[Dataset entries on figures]
— BEGIN —

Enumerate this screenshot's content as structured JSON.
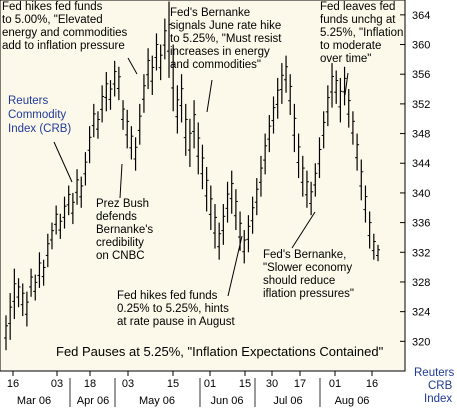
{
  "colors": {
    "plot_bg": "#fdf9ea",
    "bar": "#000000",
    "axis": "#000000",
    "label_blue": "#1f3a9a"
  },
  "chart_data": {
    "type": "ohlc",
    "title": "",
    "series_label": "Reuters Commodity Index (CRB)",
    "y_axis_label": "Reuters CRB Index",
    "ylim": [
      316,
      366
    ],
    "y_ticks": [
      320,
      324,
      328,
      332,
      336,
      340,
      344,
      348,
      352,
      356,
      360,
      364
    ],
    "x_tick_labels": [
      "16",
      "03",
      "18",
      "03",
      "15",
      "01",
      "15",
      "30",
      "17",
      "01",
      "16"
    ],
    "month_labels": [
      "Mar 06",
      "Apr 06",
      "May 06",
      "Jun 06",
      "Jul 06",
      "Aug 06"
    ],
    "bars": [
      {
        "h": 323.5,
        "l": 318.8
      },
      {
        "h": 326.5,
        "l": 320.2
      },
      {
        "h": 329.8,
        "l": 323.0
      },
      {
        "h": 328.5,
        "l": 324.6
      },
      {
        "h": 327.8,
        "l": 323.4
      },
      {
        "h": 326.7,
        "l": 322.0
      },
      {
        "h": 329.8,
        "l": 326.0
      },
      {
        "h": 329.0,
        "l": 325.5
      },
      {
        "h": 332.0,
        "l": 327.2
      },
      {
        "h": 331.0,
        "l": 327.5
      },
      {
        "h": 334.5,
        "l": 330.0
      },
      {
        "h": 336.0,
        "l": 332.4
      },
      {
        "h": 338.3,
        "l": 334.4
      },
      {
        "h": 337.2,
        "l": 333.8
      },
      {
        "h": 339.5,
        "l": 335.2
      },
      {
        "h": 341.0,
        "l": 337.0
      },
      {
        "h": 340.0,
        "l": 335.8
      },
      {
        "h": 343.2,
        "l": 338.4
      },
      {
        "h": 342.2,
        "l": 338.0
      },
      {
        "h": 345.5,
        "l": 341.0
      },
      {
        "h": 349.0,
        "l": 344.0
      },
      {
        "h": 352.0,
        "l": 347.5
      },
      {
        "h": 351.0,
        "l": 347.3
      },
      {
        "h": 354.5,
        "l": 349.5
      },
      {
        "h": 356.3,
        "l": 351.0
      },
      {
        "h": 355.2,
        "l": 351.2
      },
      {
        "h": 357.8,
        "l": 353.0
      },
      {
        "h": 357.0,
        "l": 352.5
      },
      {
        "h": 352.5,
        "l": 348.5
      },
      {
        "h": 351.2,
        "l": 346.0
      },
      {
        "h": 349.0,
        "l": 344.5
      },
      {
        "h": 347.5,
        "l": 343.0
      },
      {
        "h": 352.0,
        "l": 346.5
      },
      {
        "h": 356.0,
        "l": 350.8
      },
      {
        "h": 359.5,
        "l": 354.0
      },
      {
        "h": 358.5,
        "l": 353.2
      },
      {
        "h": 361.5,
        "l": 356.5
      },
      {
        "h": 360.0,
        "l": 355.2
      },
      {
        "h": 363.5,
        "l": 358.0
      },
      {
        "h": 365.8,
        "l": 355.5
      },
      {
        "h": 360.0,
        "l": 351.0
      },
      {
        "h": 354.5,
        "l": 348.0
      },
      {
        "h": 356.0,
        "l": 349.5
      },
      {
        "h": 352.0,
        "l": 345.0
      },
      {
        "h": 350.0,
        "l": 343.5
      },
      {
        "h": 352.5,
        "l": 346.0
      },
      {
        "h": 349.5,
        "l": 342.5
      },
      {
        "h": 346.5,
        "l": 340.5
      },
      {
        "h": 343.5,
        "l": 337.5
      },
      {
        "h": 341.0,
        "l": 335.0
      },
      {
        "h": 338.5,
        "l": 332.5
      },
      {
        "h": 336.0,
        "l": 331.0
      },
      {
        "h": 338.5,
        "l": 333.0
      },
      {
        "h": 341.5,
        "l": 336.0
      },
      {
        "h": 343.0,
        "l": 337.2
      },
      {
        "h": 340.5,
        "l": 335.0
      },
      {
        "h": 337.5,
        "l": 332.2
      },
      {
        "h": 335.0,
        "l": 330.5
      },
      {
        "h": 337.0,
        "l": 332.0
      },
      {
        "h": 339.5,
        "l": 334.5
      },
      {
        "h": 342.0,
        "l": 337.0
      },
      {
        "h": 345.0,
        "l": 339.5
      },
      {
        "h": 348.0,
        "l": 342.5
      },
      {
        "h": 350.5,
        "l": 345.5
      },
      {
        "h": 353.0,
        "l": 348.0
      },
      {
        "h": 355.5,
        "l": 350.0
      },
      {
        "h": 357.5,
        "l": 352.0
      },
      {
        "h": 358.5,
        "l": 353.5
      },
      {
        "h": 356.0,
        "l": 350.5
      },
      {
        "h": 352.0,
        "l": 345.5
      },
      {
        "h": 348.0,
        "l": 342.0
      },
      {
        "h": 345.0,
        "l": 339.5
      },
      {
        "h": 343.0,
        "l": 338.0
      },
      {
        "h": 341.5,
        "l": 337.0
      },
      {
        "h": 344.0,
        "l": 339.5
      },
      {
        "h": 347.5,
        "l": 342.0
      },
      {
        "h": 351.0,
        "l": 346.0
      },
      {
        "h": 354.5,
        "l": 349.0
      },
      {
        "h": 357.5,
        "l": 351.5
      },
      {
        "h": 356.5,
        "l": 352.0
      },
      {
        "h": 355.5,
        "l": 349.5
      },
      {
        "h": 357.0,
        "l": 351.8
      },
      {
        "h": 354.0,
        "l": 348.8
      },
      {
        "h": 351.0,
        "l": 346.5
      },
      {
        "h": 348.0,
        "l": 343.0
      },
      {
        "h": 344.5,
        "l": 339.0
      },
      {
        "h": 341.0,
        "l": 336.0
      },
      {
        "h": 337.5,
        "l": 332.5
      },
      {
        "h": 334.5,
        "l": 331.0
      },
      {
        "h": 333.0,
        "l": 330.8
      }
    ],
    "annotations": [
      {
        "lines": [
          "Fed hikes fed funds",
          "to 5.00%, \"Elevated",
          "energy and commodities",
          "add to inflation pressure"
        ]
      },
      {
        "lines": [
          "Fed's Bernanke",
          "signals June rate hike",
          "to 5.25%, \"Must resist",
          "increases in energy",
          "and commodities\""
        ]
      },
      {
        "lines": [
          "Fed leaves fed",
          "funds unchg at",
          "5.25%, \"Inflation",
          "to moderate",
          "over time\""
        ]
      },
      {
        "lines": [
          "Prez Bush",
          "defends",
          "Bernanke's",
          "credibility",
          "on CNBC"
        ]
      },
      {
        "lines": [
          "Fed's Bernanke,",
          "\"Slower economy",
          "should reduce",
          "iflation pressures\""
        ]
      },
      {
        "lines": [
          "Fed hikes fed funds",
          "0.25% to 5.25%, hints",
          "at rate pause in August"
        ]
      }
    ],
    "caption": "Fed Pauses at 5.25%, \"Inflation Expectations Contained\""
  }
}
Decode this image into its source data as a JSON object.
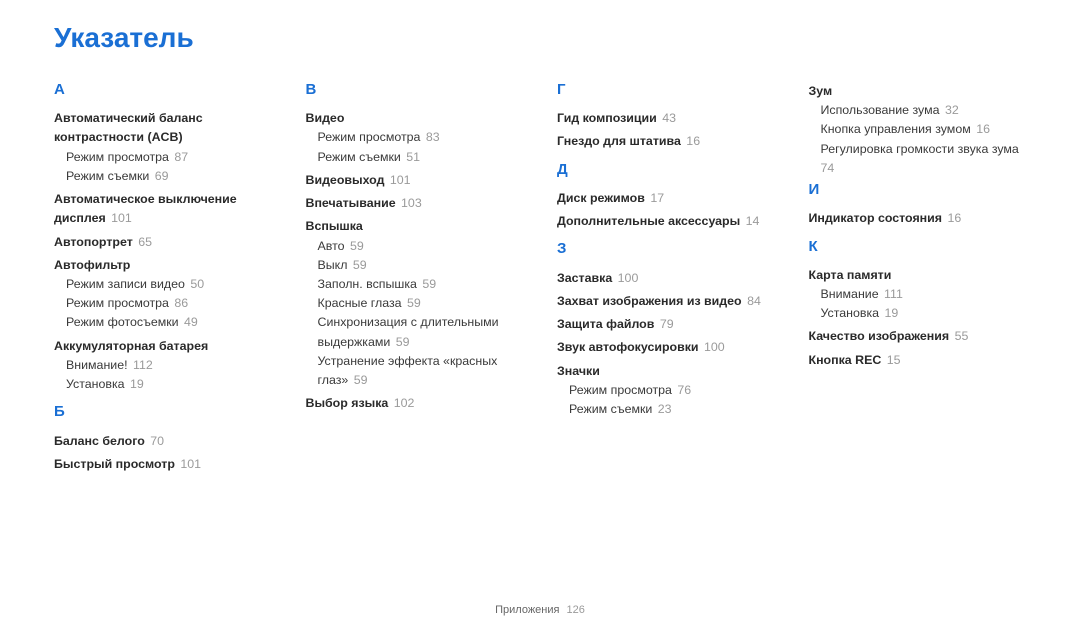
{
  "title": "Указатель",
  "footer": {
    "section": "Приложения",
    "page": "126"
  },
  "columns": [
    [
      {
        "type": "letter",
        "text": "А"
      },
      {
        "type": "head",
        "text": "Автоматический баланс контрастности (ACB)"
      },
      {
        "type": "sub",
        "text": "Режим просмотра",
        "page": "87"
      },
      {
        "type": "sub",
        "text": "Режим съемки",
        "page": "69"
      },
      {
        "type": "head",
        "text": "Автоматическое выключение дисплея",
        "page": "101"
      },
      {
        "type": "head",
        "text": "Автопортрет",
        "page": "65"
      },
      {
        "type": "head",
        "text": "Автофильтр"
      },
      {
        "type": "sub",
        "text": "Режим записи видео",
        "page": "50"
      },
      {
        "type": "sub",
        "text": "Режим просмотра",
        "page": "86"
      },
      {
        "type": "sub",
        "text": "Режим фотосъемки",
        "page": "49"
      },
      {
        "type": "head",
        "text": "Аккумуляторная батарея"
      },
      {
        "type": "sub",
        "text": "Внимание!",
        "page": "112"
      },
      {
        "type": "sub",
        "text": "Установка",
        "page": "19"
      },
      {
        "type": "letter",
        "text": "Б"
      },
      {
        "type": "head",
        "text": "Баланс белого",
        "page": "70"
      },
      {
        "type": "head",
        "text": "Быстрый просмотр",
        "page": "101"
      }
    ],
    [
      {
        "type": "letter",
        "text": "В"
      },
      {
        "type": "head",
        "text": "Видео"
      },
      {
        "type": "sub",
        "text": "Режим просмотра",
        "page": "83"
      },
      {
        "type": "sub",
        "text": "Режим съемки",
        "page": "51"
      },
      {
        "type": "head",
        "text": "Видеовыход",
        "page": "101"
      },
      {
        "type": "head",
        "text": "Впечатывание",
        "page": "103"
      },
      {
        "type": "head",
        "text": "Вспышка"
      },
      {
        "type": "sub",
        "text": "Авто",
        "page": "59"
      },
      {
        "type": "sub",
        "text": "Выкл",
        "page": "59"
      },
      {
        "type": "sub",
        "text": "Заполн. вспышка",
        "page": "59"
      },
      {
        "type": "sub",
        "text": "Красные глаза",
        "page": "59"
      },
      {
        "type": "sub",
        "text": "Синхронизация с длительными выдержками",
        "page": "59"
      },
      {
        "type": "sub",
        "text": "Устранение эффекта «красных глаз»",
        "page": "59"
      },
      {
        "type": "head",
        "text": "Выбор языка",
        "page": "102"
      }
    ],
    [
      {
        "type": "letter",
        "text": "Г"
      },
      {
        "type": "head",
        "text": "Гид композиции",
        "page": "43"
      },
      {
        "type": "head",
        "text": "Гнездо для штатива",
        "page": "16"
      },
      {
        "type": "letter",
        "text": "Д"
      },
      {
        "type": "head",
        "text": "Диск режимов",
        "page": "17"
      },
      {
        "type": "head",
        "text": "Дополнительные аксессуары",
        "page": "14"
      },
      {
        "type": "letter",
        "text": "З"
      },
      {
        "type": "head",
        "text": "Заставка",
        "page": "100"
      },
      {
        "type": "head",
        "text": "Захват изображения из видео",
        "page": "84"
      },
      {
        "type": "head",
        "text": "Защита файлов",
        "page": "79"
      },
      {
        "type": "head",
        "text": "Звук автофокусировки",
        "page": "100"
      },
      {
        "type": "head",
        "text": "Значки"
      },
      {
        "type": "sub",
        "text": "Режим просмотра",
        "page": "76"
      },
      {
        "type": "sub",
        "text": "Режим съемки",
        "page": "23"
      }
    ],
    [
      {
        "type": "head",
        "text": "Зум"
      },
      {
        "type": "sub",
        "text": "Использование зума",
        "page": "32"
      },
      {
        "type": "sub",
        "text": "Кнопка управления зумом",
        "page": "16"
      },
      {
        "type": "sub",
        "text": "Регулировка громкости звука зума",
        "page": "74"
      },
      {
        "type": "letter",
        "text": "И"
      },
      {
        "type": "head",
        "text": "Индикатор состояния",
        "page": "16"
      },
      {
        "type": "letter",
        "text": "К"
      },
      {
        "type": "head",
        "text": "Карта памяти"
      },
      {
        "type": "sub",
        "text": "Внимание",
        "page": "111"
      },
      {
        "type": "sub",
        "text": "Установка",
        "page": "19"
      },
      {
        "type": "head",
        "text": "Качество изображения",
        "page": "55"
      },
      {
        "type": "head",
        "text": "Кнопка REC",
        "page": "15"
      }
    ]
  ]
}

— END —

**EXERCISE INSTRUCTIONS**
Find every line that holds "this" and copy it.

**WRITTEN REPLY**
Enumerate this screenshot's content as structured JSON.
Decode this image into its source data as a JSON object.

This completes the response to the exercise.